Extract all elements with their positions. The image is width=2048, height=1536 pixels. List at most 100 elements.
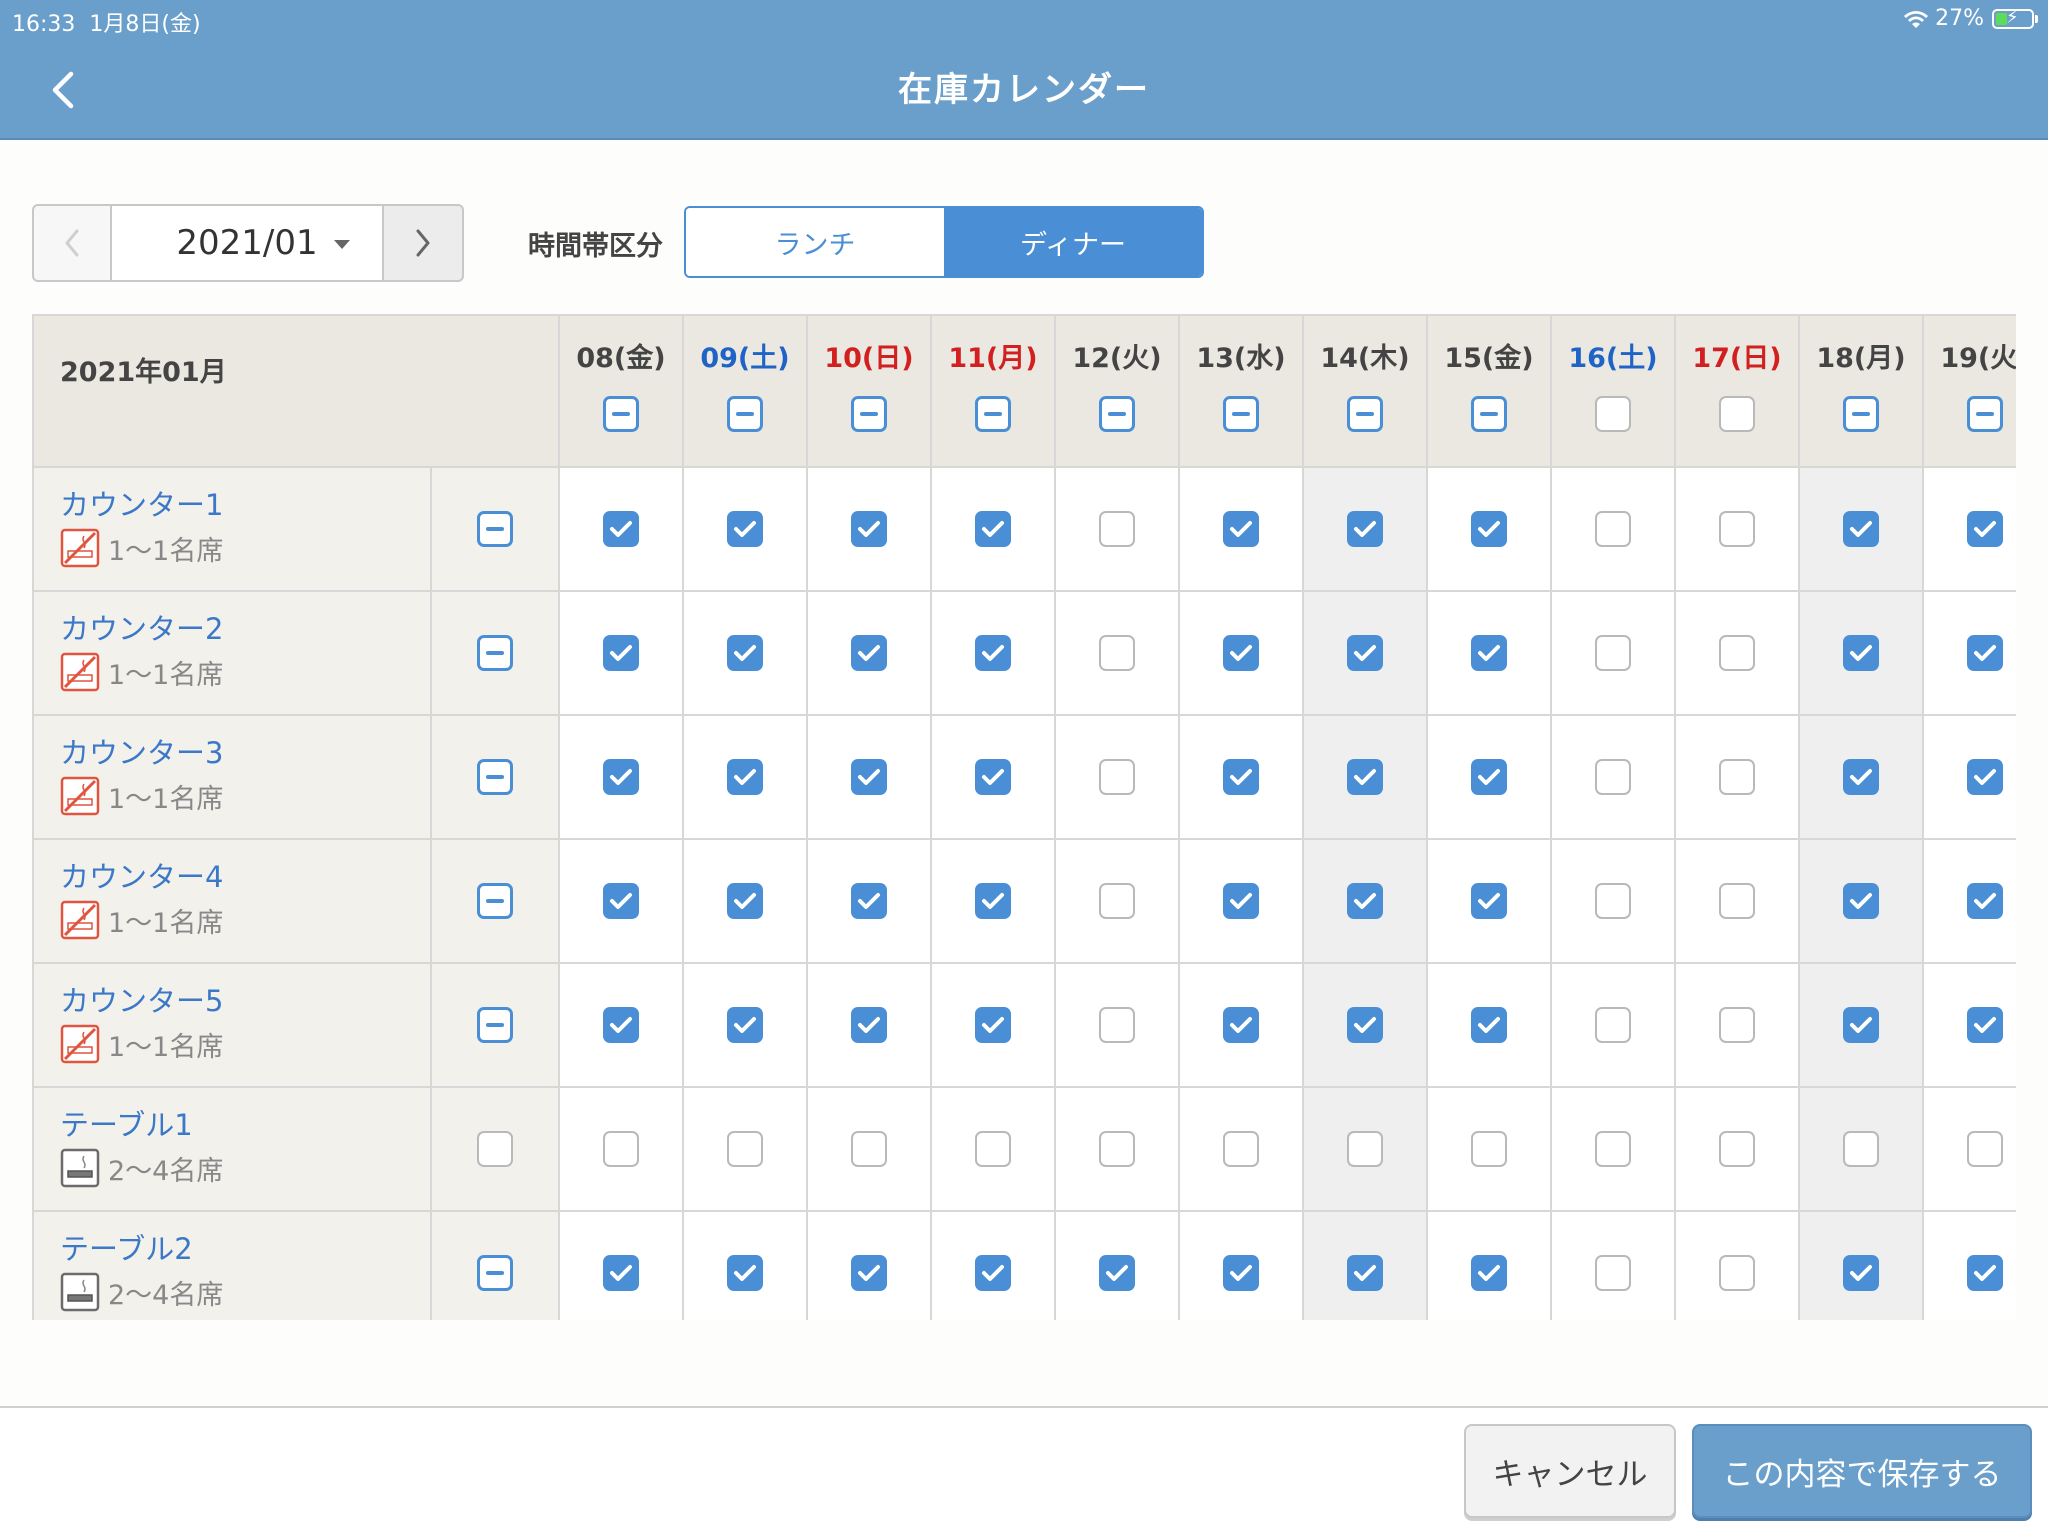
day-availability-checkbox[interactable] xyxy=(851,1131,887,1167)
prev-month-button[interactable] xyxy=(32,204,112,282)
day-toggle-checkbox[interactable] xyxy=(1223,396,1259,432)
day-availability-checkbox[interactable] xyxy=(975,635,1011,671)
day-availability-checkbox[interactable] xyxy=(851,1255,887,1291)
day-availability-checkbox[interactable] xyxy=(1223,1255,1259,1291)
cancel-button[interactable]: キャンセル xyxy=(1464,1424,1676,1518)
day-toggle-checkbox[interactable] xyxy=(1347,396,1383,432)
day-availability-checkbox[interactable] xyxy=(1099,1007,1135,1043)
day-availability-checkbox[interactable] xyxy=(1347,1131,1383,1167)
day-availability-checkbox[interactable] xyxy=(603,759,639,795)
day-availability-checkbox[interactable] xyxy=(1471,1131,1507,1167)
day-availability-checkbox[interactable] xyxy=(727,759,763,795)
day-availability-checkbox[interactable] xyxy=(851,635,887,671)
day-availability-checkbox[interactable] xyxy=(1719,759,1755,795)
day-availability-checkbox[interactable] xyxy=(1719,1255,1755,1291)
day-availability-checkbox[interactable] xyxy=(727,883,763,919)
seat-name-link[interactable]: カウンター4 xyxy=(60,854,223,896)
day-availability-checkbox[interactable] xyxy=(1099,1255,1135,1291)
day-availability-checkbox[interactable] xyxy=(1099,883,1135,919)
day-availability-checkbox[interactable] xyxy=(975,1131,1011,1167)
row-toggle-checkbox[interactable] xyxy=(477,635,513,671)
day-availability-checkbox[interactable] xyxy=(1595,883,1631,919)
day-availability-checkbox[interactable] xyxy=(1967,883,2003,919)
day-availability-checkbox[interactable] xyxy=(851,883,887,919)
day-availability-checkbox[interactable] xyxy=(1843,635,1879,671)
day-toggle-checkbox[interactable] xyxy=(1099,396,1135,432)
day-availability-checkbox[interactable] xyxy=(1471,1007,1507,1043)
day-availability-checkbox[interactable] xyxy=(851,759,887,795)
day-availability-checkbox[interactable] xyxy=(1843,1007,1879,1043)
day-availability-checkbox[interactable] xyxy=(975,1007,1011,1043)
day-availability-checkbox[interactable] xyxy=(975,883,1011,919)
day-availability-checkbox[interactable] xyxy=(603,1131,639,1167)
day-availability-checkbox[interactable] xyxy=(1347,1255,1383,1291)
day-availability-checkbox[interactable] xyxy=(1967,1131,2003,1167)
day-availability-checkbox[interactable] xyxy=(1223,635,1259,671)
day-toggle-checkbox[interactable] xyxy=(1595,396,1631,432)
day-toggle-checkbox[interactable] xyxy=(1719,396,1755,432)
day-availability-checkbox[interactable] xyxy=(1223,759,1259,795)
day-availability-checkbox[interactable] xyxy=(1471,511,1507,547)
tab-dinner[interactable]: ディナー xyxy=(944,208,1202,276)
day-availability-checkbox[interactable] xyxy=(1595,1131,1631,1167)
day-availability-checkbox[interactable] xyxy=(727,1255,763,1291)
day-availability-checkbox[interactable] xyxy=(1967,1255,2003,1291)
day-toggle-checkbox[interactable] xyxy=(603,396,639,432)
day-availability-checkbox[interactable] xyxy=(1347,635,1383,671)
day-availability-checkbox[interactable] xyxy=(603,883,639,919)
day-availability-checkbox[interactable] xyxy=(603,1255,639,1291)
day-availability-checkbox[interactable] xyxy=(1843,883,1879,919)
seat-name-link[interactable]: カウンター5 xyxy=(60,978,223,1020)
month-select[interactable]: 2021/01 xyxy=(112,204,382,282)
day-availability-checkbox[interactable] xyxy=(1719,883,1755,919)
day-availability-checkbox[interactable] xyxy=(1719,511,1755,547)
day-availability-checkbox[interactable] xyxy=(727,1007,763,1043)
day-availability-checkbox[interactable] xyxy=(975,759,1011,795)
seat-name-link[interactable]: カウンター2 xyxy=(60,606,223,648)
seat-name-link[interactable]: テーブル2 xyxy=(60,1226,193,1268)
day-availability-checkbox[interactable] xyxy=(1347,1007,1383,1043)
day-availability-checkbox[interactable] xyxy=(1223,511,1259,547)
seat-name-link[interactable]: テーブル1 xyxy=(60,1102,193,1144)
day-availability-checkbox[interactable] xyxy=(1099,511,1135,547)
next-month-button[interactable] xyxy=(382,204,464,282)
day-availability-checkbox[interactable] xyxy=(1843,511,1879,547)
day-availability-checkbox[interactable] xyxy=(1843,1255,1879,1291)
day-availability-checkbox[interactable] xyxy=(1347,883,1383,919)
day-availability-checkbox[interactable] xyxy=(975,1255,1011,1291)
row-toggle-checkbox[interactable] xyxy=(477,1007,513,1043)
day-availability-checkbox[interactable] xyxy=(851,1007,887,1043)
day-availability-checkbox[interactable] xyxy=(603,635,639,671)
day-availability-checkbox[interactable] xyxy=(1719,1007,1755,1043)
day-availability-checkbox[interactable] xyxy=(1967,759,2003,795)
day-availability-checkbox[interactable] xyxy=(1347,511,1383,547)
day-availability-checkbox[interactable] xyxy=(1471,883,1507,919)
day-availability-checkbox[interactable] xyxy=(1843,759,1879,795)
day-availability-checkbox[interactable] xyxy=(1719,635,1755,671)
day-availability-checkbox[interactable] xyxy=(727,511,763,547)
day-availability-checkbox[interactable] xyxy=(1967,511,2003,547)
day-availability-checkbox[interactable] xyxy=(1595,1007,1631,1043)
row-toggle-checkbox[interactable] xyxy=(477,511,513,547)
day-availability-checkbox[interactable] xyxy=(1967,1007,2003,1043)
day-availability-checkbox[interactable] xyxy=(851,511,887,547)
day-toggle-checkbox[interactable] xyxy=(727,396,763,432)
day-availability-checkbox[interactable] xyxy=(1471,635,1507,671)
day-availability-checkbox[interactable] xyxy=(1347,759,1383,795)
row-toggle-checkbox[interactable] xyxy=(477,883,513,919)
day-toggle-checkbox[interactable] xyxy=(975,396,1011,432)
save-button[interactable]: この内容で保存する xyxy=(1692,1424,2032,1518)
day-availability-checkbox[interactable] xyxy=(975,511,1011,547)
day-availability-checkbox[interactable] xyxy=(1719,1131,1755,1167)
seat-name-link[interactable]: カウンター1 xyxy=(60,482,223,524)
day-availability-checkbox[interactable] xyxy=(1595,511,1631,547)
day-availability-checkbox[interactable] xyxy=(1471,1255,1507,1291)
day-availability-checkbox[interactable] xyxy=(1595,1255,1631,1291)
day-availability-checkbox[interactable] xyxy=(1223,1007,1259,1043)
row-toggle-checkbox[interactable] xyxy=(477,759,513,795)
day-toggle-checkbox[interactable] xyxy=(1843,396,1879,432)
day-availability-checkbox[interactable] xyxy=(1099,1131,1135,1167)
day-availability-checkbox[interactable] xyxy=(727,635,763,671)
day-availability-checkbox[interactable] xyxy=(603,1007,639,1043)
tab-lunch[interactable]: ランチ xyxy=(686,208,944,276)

.....

Problem to solve - Pull out every line of the listing above that contains the string "month". Case counts.

Right answer -
prev-month-button[interactable] xyxy=(32,204,112,282)
month-select[interactable]: 2021/01 xyxy=(112,204,382,282)
next-month-button[interactable] xyxy=(382,204,464,282)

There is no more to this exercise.